Supplied records »
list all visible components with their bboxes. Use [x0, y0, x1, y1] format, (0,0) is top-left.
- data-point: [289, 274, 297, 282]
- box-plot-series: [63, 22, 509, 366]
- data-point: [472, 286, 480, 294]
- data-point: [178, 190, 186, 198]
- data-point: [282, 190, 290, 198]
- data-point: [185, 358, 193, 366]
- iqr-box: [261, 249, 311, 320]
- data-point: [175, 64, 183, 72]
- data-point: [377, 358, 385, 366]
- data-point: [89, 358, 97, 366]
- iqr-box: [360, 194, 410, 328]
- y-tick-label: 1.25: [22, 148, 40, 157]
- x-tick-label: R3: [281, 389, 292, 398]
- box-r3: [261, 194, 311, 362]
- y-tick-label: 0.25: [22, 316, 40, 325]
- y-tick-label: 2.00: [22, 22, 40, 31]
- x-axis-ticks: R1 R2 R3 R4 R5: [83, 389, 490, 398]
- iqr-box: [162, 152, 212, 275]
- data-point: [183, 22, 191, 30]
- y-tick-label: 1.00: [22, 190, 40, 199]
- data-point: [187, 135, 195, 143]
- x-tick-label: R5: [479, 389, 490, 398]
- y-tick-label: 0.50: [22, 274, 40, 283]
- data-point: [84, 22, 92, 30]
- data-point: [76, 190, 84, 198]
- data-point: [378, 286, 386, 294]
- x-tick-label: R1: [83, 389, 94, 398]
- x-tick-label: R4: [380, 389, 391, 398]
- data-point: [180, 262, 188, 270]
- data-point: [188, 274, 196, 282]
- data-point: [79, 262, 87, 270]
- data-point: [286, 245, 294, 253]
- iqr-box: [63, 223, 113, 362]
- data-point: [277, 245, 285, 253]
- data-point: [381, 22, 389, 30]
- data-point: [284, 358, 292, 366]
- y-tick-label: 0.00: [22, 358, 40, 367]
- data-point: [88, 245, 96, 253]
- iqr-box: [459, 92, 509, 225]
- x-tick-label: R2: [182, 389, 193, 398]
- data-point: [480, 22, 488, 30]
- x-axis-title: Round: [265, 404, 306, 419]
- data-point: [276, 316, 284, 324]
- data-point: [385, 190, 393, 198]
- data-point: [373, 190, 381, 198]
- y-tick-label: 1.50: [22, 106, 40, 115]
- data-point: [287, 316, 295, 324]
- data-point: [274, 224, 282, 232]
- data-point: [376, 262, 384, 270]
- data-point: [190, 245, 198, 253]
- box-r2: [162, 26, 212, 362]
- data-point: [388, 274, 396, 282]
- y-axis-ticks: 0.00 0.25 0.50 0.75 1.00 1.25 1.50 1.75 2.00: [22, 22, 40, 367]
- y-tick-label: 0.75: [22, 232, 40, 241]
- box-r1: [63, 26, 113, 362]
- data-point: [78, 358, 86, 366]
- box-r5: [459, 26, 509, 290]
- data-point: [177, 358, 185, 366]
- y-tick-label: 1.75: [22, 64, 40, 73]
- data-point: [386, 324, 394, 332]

Problem description » Starting at the first line of the material and ending with the line that contains "- y-axis-ticks: 0.00", reproduce those lines with every occurrence of "iqr-box" changed to "quartile-box" and all other text left unchanged.

Result of the exercise »
list all visible components with their bboxes. Use [x0, y0, x1, y1] format, (0,0) is top-left.
- data-point: [289, 274, 297, 282]
- box-plot-series: [63, 22, 509, 366]
- data-point: [472, 286, 480, 294]
- data-point: [178, 190, 186, 198]
- data-point: [282, 190, 290, 198]
- data-point: [185, 358, 193, 366]
- quartile-box: [261, 249, 311, 320]
- data-point: [175, 64, 183, 72]
- data-point: [377, 358, 385, 366]
- data-point: [89, 358, 97, 366]
- quartile-box: [360, 194, 410, 328]
- y-tick-label: 1.25: [22, 148, 40, 157]
- x-tick-label: R3: [281, 389, 292, 398]
- box-r3: [261, 194, 311, 362]
- y-tick-label: 0.25: [22, 316, 40, 325]
- y-tick-label: 2.00: [22, 22, 40, 31]
- x-axis-ticks: R1 R2 R3 R4 R5: [83, 389, 490, 398]
- quartile-box: [162, 152, 212, 275]
- data-point: [183, 22, 191, 30]
- y-tick-label: 1.00: [22, 190, 40, 199]
- data-point: [187, 135, 195, 143]
- x-tick-label: R5: [479, 389, 490, 398]
- y-tick-label: 0.50: [22, 274, 40, 283]
- data-point: [84, 22, 92, 30]
- data-point: [76, 190, 84, 198]
- data-point: [378, 286, 386, 294]
- x-tick-label: R1: [83, 389, 94, 398]
- x-tick-label: R4: [380, 389, 391, 398]
- data-point: [180, 262, 188, 270]
- data-point: [188, 274, 196, 282]
- data-point: [79, 262, 87, 270]
- data-point: [286, 245, 294, 253]
- quartile-box: [63, 223, 113, 362]
- data-point: [277, 245, 285, 253]
- data-point: [381, 22, 389, 30]
- data-point: [284, 358, 292, 366]
- y-tick-label: 0.00: [22, 358, 40, 367]
- data-point: [88, 245, 96, 253]
- quartile-box: [459, 92, 509, 225]
- x-tick-label: R2: [182, 389, 193, 398]
- data-point: [480, 22, 488, 30]
- x-axis-title: Round: [265, 404, 306, 419]
- data-point: [276, 316, 284, 324]
- data-point: [385, 190, 393, 198]
- data-point: [373, 190, 381, 198]
- y-tick-label: 1.50: [22, 106, 40, 115]
- data-point: [287, 316, 295, 324]
- data-point: [274, 224, 282, 232]
- data-point: [376, 262, 384, 270]
- data-point: [190, 245, 198, 253]
- box-r2: [162, 26, 212, 362]
- data-point: [388, 274, 396, 282]
- y-axis-ticks: 0.00 0.25 0.50 0.75 1.00 1.25 1.50 1.75 2.00: [22, 22, 40, 367]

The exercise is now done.